═══ Available records ═══

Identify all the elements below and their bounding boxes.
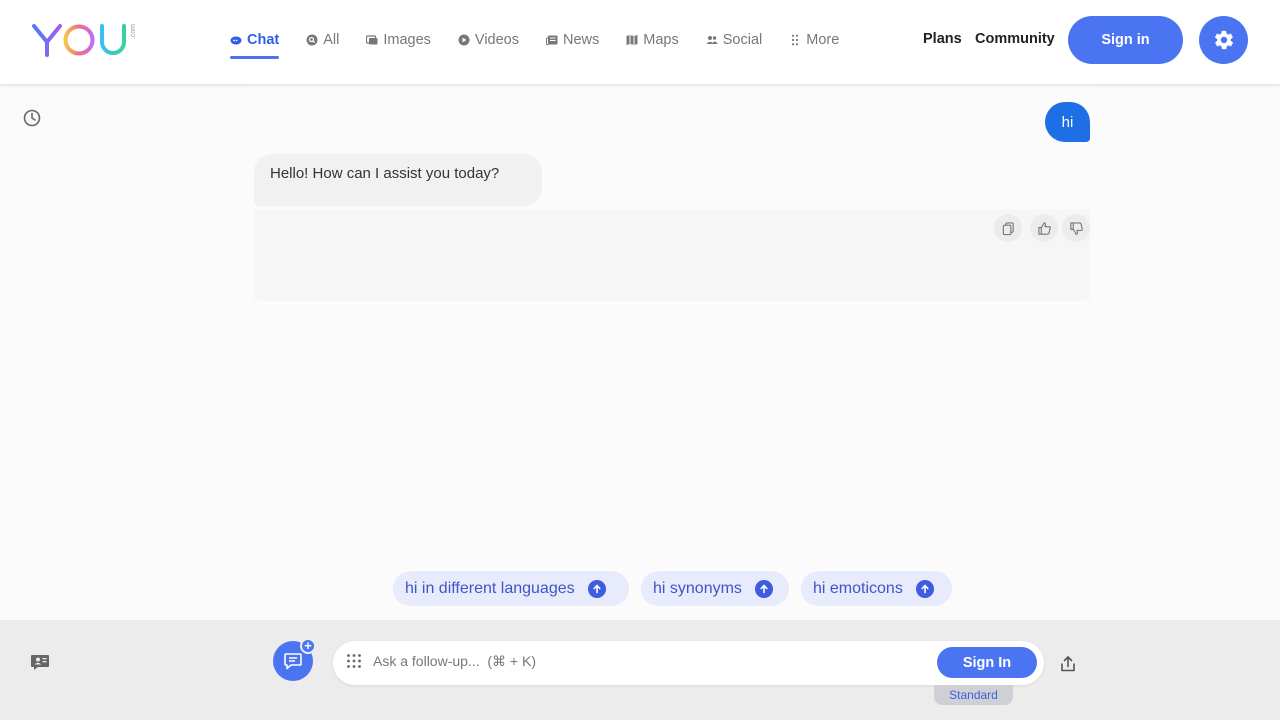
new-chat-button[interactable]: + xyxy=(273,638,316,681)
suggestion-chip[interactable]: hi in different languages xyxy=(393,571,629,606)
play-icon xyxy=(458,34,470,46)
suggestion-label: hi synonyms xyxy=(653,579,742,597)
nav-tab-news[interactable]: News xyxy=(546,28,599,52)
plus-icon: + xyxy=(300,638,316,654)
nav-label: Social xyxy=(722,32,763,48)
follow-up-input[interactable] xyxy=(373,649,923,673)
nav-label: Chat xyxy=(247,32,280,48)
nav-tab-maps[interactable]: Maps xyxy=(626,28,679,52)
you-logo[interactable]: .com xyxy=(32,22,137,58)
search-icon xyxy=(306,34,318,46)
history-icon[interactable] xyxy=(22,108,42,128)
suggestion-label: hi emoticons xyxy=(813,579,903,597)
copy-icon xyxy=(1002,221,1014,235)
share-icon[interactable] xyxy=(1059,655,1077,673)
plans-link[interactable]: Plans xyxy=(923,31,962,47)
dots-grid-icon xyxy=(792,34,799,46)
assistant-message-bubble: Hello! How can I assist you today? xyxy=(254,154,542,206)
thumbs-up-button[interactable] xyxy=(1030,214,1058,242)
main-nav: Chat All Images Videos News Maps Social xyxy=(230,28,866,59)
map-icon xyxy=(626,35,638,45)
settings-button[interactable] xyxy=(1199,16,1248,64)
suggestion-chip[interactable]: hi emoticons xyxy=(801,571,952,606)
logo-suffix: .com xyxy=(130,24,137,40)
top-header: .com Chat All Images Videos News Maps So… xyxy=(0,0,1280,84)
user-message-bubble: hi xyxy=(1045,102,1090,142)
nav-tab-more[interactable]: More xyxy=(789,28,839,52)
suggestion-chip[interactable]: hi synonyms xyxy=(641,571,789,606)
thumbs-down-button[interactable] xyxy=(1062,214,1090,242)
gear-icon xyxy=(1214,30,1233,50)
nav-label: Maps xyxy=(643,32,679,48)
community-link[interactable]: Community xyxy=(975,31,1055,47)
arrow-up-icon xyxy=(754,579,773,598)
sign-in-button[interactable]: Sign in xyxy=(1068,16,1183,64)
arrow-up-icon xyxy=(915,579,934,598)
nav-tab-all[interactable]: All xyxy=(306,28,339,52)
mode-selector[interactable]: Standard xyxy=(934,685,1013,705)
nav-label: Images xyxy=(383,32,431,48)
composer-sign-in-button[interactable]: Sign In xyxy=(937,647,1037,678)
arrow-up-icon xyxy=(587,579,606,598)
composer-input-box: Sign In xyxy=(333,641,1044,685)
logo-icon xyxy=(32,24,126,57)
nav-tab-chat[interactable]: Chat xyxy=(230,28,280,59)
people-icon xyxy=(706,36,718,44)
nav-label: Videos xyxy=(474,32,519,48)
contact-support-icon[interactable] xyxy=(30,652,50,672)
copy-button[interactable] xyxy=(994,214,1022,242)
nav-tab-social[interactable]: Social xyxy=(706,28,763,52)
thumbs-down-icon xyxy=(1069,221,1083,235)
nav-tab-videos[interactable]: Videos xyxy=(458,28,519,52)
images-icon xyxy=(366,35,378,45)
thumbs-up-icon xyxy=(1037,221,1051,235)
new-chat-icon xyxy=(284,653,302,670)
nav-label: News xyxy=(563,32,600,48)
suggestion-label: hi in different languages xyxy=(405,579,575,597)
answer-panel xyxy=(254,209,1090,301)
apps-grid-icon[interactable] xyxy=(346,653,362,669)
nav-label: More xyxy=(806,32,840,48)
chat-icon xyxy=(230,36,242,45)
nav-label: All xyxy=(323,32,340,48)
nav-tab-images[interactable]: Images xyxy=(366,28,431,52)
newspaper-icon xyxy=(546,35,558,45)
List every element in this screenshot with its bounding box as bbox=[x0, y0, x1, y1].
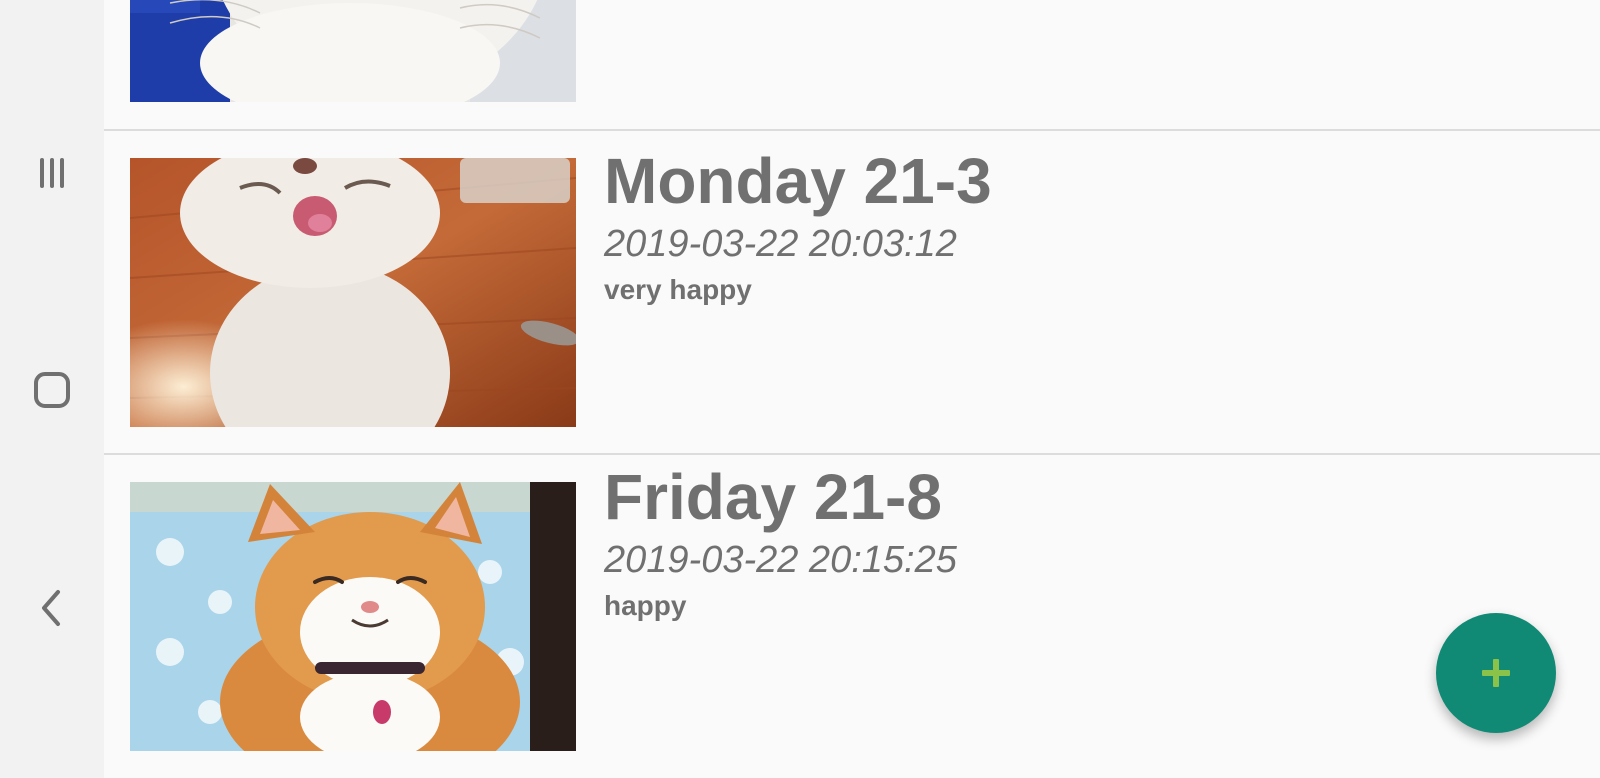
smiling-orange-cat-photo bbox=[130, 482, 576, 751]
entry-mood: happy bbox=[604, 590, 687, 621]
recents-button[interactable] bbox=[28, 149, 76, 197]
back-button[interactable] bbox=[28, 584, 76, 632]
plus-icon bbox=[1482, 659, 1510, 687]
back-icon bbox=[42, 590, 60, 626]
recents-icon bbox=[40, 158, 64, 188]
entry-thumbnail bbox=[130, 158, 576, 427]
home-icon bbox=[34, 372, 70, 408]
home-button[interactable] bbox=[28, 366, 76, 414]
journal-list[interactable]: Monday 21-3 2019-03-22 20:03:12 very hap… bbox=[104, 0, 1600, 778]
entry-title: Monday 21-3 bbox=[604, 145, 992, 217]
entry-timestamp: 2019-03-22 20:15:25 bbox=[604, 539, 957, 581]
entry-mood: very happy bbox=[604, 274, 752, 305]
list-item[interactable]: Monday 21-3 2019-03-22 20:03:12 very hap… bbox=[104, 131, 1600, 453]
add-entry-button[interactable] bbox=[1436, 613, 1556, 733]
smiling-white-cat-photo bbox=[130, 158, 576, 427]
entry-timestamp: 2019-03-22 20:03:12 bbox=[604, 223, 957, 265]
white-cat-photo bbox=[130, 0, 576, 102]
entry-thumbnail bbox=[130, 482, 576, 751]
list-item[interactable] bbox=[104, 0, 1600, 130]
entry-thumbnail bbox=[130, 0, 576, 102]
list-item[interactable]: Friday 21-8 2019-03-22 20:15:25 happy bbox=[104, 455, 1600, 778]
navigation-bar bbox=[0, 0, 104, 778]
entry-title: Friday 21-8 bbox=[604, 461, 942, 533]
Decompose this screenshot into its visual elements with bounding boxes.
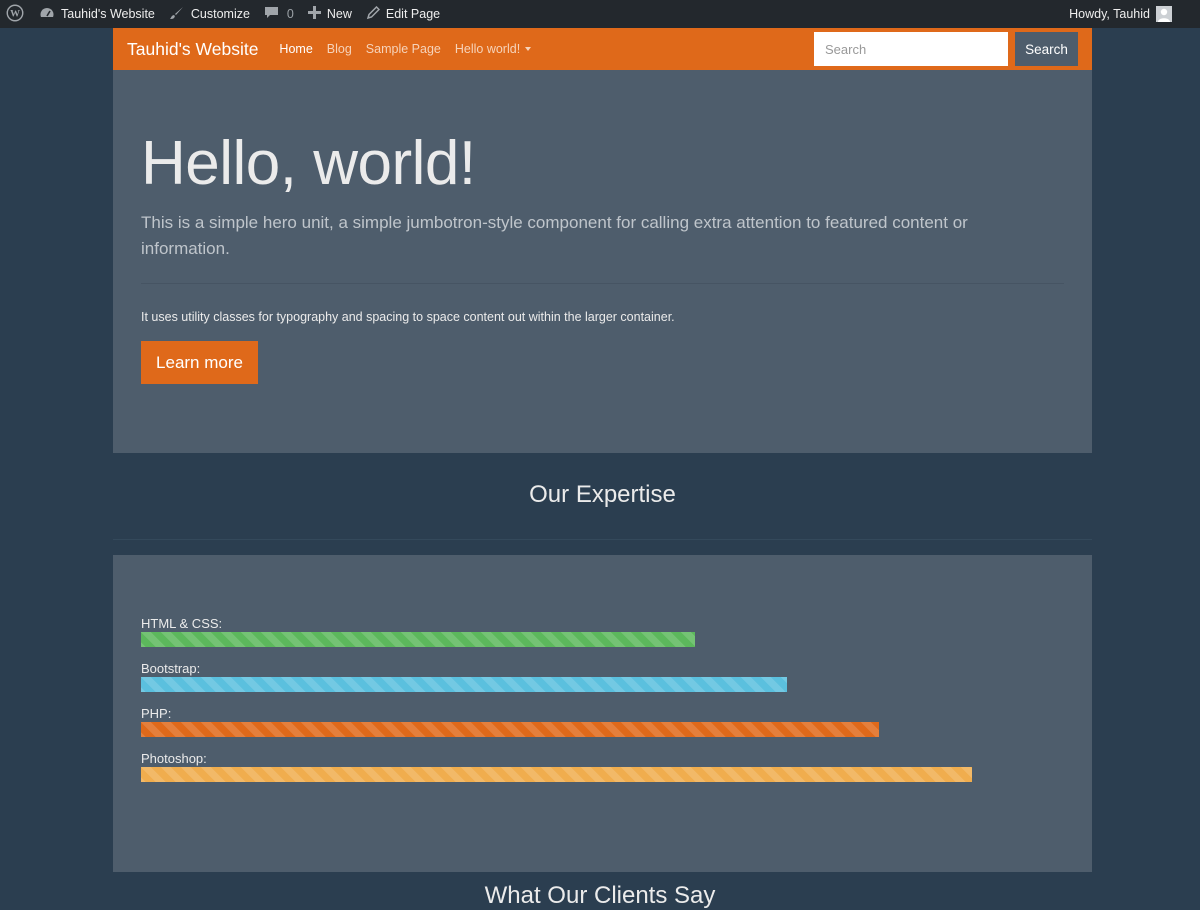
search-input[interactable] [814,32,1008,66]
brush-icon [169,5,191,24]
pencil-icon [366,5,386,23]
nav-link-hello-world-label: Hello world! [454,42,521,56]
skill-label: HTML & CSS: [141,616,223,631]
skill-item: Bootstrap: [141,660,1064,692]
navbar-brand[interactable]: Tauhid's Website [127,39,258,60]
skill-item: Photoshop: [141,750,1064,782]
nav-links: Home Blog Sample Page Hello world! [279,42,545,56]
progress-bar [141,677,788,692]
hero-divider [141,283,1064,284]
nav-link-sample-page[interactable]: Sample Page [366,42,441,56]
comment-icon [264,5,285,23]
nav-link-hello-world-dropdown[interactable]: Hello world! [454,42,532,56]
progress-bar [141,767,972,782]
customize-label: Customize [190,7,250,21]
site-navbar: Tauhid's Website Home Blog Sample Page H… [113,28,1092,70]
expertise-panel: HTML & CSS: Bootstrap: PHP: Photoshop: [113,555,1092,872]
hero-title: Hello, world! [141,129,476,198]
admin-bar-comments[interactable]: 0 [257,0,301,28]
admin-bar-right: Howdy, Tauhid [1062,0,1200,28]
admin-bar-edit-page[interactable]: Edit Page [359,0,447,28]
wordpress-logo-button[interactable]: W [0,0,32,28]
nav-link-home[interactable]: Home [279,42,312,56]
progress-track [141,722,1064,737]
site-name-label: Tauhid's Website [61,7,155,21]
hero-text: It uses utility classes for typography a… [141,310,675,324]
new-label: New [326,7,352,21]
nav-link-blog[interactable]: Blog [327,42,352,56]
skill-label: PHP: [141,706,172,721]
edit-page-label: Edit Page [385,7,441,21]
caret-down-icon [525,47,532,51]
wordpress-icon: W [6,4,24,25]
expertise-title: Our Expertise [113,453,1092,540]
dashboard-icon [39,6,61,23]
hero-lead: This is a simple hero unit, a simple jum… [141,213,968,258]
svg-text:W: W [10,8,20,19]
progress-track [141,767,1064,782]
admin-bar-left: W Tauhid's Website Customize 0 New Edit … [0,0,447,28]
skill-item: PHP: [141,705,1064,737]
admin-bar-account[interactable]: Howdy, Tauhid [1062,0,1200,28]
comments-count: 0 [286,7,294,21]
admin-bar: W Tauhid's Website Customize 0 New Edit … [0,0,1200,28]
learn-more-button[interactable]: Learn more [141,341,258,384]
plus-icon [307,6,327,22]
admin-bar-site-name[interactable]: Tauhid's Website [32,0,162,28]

═══

- Set task:
Copy out the lines of the data again, starting at the line that has "smiling-orange-cat-photo bbox=[130, 482, 576, 751]" and ending after the line that has "back-icon bbox=[42, 590, 60, 626]".

- Reply to the task:
smiling-orange-cat-photo bbox=[130, 482, 576, 751]
entry-mood: happy bbox=[604, 590, 687, 621]
recents-button[interactable] bbox=[28, 149, 76, 197]
back-button[interactable] bbox=[28, 584, 76, 632]
plus-icon bbox=[1482, 659, 1510, 687]
back-icon bbox=[42, 590, 60, 626]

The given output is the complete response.